**TEXTE RETENU:**

Un huis clos lourd de questions s'est abattu depuis le cessez-le-feu du 12 août en Ossétie du Sud où l'armée russe maintient près de 4000 hommes. Mais certains faits, rapportés par les organisations humanitaires, font craindre le pire. Restés sur place, des centaines de vieillards, d'invalides ou de Géorgiens vulnérables y sont sous la menace des nouvelles autorités sud-ossètes et de leurs milices.

«La seule question qu'on leur pose est «quand partez-vous»? Et ceux qui la posent ajoutent parfois à leurs paroles des pierres, des coups de crosse ou pire», confirme au Temps un responsable humanitaire. Lawrence Sheets, un ex-journaliste de la BBC désormais chercheur pour l'International Crisis Group, va plus loin: «Ce qui nous parvient rappelle le conflit des Balkans, assène-t-il. Nous sommes en 2008. Et dans le voisinage direct de l'UE et de la Russie, un nettoyage ethnique passible de la justice internationale est peut-être en train de se dérouler.»

L'Ossétie du Sud n'est pas complètement fermée aux témoins étrangers. Des diplomates ont pu s'y rendre. Et depuis le 20 août, le Comité international de la Croix-Rouge (CICR) y travaille. Son président, Jakob Kellenberger, avait alors obtenu du ministre des Affaires étrangères, Sergueï Lavrov, l'accès pour ses équipes, à condition de passer par la Russie via l'Ossétie du Nord. Leur mission? «Beaucoup de protection», assure Dominique Liengme, cheffe de la délégation à Tbilissi. En plus de son soutien logistique à l'hôpital républicain de Tskhinvali, le CICR a depuis lors assuré plus de 200 réunions familiales des deux côtés de la frontière, aidant surtout des Géorgiens à quitter la république séparatiste. Le Ministère russe des urgences a déployé, lui, d'importants moyens médicaux, sanitaires pour faire face à l'après-conflit. Les écoles ont ainsi pu rouvrir dès le 1er septembre.

Maisons rasées

Une épuration systématique des Géorgiens est pourtant bien à l'œuvre sous le regard des Russes qui accusent, eux, les autorités de Tbilissi d'avoir commis un «génocide» contre la population ossète. Dès le 13 août, un premier rapport d'Human Rights Watch parlait de maisons brûlées et pillées. L'exode a suivi: «Il n'y a tout simplement plus de villages géorgiens», résume un humanitaire qui en revient.

**DONNÉES FOURNIES:**
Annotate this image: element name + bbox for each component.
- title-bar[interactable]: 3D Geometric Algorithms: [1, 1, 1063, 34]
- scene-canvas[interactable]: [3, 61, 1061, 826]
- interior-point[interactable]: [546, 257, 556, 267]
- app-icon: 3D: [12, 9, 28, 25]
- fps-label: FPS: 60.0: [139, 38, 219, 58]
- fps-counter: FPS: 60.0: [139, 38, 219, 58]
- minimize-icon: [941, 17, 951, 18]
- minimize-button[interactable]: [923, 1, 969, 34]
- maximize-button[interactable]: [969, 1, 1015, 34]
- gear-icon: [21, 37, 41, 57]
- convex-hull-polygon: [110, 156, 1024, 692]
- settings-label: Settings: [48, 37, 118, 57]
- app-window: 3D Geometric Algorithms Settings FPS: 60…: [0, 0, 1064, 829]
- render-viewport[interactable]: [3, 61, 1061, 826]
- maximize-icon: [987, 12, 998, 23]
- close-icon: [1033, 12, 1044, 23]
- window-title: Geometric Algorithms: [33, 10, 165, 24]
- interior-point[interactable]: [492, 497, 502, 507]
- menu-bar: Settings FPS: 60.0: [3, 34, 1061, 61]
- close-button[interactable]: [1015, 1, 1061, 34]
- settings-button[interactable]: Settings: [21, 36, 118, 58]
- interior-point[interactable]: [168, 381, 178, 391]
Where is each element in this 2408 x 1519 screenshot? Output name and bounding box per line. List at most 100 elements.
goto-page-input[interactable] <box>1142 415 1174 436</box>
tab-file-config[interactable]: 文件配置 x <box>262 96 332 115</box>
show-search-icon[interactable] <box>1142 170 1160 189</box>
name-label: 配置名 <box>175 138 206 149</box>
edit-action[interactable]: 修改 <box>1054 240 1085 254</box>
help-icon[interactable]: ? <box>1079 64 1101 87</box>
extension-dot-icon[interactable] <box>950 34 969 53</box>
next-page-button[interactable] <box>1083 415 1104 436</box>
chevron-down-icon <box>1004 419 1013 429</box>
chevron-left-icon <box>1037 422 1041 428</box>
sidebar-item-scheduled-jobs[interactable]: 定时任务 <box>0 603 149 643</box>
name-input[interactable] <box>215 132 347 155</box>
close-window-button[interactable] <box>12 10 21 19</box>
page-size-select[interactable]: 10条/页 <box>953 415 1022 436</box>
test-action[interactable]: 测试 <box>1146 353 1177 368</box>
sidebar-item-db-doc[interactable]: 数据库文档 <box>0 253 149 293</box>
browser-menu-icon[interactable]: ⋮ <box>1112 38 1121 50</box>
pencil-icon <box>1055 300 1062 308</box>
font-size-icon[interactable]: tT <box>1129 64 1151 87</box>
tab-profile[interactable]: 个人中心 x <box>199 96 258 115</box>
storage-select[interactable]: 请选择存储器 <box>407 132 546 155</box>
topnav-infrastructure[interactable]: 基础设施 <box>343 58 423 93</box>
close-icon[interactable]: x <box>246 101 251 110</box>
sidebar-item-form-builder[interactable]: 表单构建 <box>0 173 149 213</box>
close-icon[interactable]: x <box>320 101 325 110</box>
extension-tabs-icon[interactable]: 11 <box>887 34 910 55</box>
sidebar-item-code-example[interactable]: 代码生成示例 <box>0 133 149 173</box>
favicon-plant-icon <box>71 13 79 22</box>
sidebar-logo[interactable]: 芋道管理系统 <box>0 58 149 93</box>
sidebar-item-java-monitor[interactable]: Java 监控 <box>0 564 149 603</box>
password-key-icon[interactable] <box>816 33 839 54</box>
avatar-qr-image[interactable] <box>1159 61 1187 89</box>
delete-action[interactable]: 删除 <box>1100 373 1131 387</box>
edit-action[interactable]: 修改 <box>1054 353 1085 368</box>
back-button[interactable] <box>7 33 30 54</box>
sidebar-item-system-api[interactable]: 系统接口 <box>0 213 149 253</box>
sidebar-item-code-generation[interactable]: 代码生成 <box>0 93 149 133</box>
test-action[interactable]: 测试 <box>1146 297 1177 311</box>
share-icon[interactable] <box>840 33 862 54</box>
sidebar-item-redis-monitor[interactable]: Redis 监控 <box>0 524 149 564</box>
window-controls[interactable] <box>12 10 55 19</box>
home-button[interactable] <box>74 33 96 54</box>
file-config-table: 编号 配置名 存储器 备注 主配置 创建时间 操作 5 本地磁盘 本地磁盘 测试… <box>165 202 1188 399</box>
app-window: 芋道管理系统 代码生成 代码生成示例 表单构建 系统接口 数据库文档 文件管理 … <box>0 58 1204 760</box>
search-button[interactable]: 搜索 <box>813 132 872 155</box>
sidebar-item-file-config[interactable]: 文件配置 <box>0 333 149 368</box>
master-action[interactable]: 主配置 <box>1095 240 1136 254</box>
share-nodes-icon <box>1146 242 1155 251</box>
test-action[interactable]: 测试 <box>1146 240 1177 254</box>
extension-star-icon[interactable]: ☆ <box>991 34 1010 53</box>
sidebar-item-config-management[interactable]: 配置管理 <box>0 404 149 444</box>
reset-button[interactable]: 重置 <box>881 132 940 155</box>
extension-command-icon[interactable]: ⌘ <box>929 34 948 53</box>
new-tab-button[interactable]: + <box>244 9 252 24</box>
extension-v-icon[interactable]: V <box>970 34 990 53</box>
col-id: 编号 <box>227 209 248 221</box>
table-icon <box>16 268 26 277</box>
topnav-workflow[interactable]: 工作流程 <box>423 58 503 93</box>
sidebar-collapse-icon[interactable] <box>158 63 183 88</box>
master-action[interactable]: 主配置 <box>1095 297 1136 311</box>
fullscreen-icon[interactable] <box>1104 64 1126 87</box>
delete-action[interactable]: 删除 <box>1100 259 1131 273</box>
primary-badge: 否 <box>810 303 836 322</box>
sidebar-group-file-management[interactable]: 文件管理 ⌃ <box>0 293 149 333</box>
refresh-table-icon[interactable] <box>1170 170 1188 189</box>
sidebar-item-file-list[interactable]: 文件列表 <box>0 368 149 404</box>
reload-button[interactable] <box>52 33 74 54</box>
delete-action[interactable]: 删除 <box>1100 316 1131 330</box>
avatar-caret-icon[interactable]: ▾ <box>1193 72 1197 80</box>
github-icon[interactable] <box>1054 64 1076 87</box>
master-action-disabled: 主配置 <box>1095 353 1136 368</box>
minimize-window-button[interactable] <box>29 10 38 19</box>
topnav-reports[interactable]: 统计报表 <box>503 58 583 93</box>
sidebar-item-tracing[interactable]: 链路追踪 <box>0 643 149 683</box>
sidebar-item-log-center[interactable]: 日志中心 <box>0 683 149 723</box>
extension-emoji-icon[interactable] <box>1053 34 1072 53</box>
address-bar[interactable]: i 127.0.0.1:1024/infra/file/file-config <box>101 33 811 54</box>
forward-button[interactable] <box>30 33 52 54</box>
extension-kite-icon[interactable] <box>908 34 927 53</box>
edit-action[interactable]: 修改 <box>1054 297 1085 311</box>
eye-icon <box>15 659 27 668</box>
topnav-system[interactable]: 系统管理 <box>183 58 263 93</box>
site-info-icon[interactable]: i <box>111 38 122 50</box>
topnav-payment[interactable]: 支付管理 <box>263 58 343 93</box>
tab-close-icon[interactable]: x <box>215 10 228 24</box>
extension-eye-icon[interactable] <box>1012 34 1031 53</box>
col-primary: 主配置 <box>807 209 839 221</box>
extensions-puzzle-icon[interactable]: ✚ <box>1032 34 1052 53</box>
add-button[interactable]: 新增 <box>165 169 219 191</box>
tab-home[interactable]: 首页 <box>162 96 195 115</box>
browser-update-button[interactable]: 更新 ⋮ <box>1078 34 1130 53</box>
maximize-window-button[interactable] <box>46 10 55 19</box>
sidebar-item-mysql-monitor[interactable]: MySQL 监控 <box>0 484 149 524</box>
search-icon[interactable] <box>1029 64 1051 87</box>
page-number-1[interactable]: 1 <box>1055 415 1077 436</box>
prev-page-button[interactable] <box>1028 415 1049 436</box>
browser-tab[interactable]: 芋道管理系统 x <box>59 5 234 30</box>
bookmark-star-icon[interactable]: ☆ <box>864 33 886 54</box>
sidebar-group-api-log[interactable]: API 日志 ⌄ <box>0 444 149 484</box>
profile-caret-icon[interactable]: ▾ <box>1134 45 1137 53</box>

**PROBLÈMES À RÉSOUDRE:**
- a) Pour chacun des énoncés suivants, indiquez s'il concorde avec l'article sur l'Ossétie du Sud, puis citez les mots de l'article qui tranchent. (i) Le CICR travaille en Ossétie du Sud depuis le 20 août. (ii) L'armée russe maintient environ 10 000 hommes en Ossétie du Sud. (iii) Les écoles ont pu rouvrir dès le 1er septembre.
- b) Rédigez la suite de l'article sur l'Ossétie du Sud en reprenant après sa dernière phrase.

**RÉPONSES PAR TÂCHE:**
- a)
(i) Oui : « Et depuis le 20 août, le Comité international de la Croix-Rouge (CICR) y travaille. »
(ii) Non : « où l'armée russe maintient près de 4000 hommes »
(iii) Oui : « Les écoles ont ainsi pu rouvrir dès le 1er septembre. »

- b)
Les autorités de Tskhinvali refusant tout passage d'étrangers aux postes frontières géorgiens, tout doit être recoupé. On parle de maisons rasées au bulldozer, de fondations détruites. Des témoignages concordants confirment que des policiers russes ont forcé les habitants géorgiens à prendre des passeports russes. Alors que l'armée semble s'être tenue à distance: «Les militaires russes ont retenu la leçon de la Tchétchénie, poursuit notre interlocuteur. Ils sont plusieurs fois intervenus, en Ossétie du Sud et dans les zones adjacentes, pour faire cesser des pillages. Mais leurs patrouilles, trop peu nombreuses, n'ont dissuadé personne.»

Comment imaginer, dès lors, un possible retour des réfugiés? La pression internationale devrait, lors des pourparlers de Genève, se concentrer sur le district d'Akhalgori qui, avant le conflit, était aux mains des autorités de Tbilissi et demeure aujourd'hui hors d'atteinte des observateurs européens. «La seule solution est à terme le déploiement d'une force internationale d'interposition en Ossétie du Sud», a redit hier à Bruxelles le président géorgien Mikhaïl Saakachvili, en rappelant que son pays a déposé, à la mi-août, une plainte auprès de la Cour pénale internationale. Le rapporteur de l'OSCE sur les médias, Miklos Haraszti, a pour sa part déploré à plusieurs reprises les entraves mises aux journalistes étrangers désireux de se rendre sur place.